● **TASK TO CARRY OUT**: Pull every line with the word "this" out of the entries below.

(Dataset items)
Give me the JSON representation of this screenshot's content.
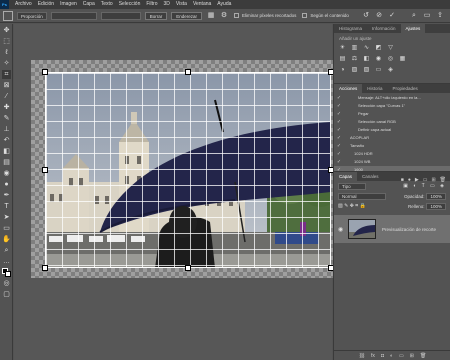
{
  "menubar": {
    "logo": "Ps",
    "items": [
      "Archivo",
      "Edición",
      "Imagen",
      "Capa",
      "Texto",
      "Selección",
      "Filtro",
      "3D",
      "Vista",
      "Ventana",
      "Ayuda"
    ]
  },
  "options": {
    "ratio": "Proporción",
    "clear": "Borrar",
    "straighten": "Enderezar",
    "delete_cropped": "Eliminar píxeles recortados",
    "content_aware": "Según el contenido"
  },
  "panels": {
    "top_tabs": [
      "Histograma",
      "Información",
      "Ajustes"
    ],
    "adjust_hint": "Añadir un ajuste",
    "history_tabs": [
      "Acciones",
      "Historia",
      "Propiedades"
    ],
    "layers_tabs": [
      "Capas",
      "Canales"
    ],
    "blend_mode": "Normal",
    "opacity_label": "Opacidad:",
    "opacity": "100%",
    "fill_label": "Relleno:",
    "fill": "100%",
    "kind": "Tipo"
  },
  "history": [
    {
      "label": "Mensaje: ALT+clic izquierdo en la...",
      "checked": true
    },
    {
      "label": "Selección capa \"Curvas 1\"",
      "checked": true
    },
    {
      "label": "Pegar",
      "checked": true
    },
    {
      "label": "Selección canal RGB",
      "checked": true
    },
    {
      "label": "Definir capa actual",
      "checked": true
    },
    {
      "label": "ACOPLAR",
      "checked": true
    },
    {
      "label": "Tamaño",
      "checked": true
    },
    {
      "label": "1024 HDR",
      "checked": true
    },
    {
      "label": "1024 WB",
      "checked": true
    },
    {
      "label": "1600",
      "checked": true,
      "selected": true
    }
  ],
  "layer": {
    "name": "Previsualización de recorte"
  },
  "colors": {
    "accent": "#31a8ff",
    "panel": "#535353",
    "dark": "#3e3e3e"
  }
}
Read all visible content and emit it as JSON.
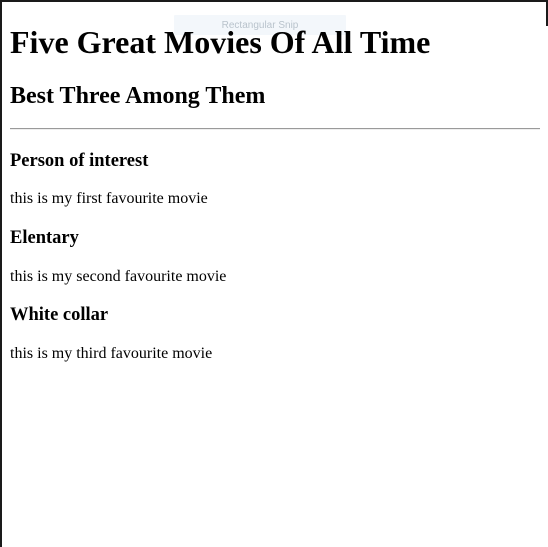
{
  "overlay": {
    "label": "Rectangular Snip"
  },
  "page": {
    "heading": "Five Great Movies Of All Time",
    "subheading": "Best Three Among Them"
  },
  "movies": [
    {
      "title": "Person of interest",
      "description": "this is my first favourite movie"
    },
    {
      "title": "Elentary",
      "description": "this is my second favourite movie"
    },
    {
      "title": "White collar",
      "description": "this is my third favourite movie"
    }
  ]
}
...
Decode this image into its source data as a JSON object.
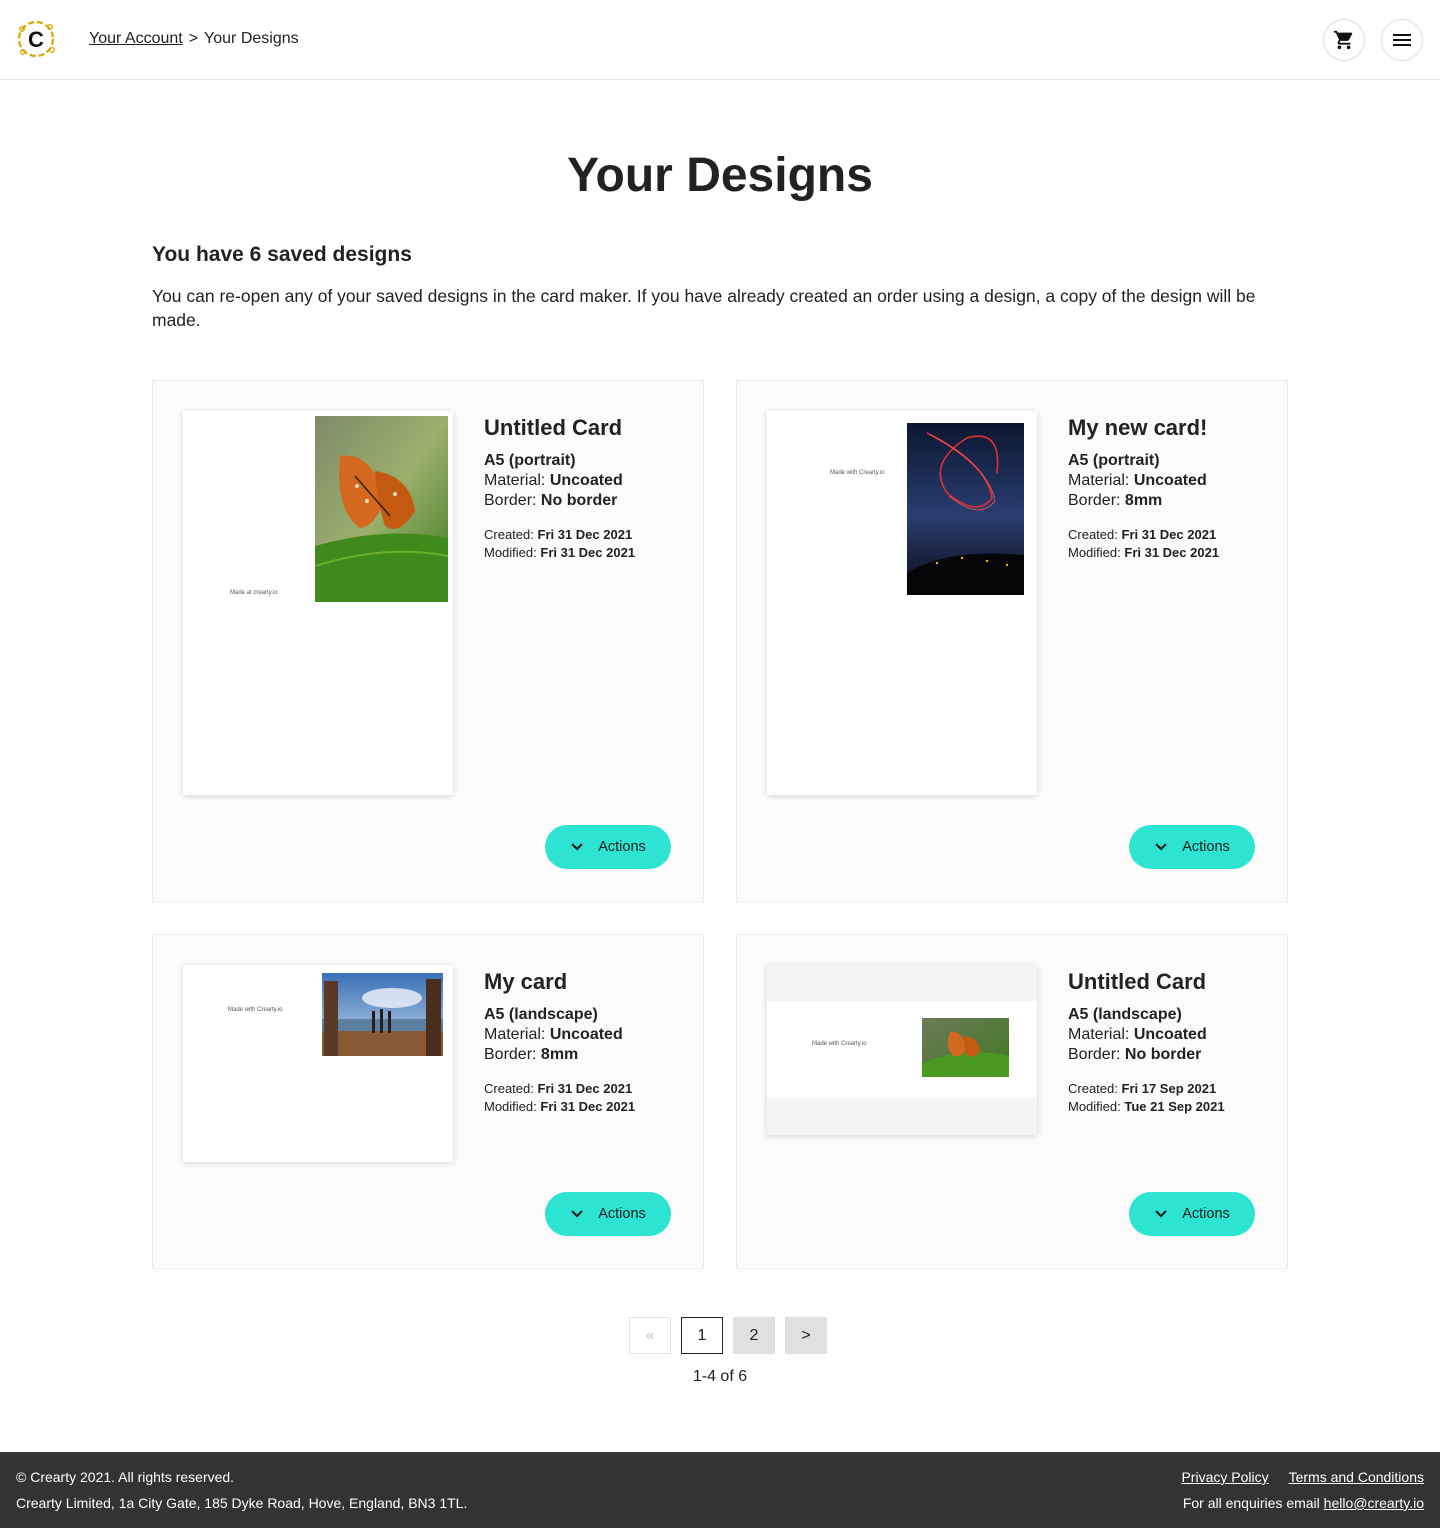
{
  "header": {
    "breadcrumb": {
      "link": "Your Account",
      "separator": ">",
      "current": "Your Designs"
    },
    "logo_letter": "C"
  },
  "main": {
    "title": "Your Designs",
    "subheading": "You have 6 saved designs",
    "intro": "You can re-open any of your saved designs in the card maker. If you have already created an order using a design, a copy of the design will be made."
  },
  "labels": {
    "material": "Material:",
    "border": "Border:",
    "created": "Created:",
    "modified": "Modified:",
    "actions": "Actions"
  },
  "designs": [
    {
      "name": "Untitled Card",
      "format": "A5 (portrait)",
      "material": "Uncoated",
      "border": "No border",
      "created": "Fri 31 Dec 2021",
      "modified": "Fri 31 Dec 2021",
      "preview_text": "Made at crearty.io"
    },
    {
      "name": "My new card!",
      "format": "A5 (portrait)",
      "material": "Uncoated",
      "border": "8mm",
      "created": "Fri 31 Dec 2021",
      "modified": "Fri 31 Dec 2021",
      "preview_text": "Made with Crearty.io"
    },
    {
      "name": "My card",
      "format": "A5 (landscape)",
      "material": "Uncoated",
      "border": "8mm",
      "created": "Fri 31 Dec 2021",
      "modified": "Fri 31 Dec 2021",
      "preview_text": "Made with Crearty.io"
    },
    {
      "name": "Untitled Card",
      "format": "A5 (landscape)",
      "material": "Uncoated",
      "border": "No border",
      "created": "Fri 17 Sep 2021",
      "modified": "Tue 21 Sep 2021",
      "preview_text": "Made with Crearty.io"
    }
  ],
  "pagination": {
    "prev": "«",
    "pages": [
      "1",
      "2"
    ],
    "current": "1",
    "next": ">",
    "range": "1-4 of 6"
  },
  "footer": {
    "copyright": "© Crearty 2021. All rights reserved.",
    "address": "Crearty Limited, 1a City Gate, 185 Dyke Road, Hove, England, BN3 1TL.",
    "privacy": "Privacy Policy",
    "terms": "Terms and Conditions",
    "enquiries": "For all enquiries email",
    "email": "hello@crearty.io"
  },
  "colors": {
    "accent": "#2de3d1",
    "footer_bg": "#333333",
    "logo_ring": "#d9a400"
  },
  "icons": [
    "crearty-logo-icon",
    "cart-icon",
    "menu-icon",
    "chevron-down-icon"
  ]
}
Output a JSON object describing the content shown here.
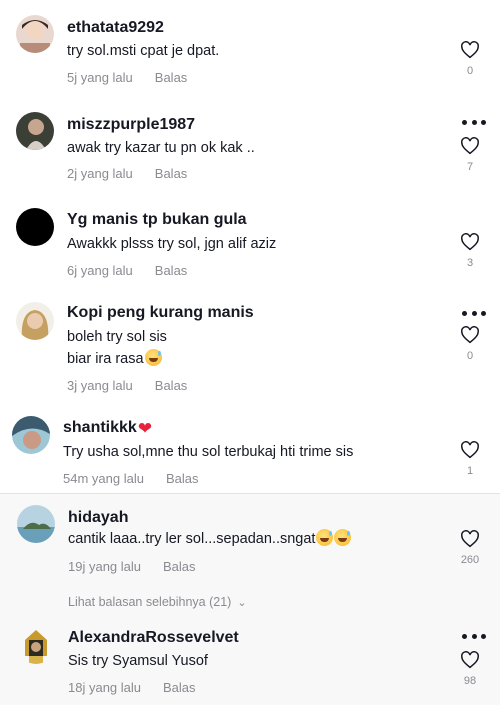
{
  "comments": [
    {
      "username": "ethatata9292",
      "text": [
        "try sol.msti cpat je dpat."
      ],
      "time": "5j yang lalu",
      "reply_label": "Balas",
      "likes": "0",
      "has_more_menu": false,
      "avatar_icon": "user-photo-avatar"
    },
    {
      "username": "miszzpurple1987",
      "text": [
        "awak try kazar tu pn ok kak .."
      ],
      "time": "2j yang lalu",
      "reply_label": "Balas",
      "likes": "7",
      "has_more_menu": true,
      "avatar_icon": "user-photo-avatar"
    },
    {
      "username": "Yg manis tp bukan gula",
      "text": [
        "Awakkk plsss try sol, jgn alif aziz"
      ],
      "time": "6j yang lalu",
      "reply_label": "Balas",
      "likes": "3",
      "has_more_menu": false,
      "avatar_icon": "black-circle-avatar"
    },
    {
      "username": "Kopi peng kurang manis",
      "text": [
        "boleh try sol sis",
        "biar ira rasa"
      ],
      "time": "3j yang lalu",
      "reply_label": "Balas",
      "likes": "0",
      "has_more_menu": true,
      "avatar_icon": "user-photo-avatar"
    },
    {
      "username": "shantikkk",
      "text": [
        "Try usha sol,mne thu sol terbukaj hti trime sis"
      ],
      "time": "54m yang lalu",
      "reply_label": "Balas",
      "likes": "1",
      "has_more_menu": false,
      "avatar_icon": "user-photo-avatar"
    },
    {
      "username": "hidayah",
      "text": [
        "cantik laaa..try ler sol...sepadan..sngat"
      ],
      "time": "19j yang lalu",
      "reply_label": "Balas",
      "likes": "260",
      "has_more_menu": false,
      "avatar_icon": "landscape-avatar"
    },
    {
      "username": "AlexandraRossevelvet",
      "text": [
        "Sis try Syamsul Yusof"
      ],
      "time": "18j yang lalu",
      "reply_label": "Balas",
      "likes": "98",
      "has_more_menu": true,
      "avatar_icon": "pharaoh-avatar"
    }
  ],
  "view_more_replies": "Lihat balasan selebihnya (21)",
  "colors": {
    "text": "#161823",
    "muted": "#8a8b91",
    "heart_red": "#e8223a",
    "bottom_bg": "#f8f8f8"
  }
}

● **TASK RESULT**:
Give me the JSON representation of this screenshot's content.
      "description": "this is my first favourite movie"
      "description": "this is my second favourite movie"
      "description": "this is my third favourite movie"
Decode this image into its source data as a JSON object.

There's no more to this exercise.